[BEGIN Excerpted passage]
IRS Form 1065 is formally known as the US Return of Partnership Income. It is used to report the income, losses, deductions, and other financial information for each partner in a partnership.
Importantly, no actual taxes are calculated or paid with this form. The form is used to report the partnership’s financial data to the IRS. Instead, the individual partners pay taxes on their personal filings.
Because partners are not employees, the partnership will send revenue and loss records to each partner on a Schedule K-1 form instead of Form W-2. Each partner then uses this information when filing their income taxes. The IRS uses Form 1065 to ensure accuracy.
In a partnership, profit and loss “pass through” to the partners, i.e., the partnership company does not pay income tax.
Form 1065 is necessary for domestic partnerships, which the IRS sees as any business partnership between 2 or more people where capital, labor, or expertise is contributed by each person and each person expects to share in the profits or losses of the business. Even if the partners have not signed a formal partnership agreement, the IRS sees the business as a domestic partnership if the company fits its definition.
[END Excerpted passage]
[BEGIN Data listing]
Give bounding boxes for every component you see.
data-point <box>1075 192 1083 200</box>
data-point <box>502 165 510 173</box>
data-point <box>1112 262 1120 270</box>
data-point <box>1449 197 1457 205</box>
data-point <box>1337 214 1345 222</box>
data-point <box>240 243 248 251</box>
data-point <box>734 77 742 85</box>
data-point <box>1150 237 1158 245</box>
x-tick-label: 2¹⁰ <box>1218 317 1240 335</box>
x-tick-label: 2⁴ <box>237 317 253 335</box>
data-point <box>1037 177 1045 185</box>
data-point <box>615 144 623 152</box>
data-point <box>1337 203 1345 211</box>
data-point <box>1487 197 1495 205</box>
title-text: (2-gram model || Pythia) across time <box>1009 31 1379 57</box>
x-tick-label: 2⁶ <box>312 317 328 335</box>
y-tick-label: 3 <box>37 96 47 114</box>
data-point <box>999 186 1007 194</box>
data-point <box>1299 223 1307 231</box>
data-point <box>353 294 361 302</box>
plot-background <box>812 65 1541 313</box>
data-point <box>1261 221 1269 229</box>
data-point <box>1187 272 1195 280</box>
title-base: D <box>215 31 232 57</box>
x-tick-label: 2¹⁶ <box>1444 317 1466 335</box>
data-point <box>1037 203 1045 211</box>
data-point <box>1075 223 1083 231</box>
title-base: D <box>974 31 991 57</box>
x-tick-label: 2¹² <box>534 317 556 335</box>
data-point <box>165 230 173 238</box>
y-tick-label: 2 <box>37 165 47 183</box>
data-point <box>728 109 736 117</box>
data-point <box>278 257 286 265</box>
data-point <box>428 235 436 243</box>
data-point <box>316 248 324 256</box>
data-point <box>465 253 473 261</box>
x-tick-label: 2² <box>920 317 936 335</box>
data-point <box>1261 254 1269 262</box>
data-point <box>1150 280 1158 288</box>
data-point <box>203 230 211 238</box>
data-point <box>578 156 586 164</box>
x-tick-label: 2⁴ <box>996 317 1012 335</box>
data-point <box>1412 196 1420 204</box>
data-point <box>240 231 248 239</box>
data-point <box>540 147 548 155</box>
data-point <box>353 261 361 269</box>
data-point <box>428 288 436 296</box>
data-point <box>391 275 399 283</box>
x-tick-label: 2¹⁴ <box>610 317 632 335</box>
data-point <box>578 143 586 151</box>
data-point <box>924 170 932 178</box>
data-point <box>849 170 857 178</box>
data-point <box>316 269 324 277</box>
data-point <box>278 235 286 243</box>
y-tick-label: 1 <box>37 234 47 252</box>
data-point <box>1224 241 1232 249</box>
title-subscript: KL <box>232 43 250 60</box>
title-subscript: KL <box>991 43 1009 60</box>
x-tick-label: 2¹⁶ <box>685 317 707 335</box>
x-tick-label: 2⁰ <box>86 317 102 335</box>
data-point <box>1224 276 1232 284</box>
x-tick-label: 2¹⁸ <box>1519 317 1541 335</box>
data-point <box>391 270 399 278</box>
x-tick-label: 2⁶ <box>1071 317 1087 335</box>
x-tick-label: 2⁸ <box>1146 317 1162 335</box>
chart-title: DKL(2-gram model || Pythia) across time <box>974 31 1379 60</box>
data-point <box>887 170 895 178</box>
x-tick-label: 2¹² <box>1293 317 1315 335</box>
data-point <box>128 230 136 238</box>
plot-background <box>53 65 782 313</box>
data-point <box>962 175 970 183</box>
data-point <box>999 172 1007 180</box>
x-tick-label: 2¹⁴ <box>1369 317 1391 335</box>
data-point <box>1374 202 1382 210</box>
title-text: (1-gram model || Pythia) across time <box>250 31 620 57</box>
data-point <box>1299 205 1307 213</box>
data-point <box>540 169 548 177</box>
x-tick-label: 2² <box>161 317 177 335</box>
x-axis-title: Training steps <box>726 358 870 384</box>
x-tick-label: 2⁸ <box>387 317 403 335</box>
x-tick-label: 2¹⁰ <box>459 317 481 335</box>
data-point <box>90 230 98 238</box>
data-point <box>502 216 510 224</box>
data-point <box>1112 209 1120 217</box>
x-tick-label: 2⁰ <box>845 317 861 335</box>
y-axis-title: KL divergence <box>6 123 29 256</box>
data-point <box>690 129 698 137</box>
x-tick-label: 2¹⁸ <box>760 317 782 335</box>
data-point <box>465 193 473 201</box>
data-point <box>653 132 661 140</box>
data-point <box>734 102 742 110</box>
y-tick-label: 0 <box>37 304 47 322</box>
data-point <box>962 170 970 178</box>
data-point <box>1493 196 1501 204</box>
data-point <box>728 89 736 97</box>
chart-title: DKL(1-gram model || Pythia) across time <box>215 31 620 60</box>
[END Data listing]
**Exercise directions**: Print the section of the Form 1065 text exactly from "Importantly, no actual" up to and including "their personal filings.".

**Result of the task**:
Importantly, no actual taxes are calculated or paid with this form. The form is used to report the partnership’s financial data to the IRS. Instead, the individual partners pay taxes on their personal filings.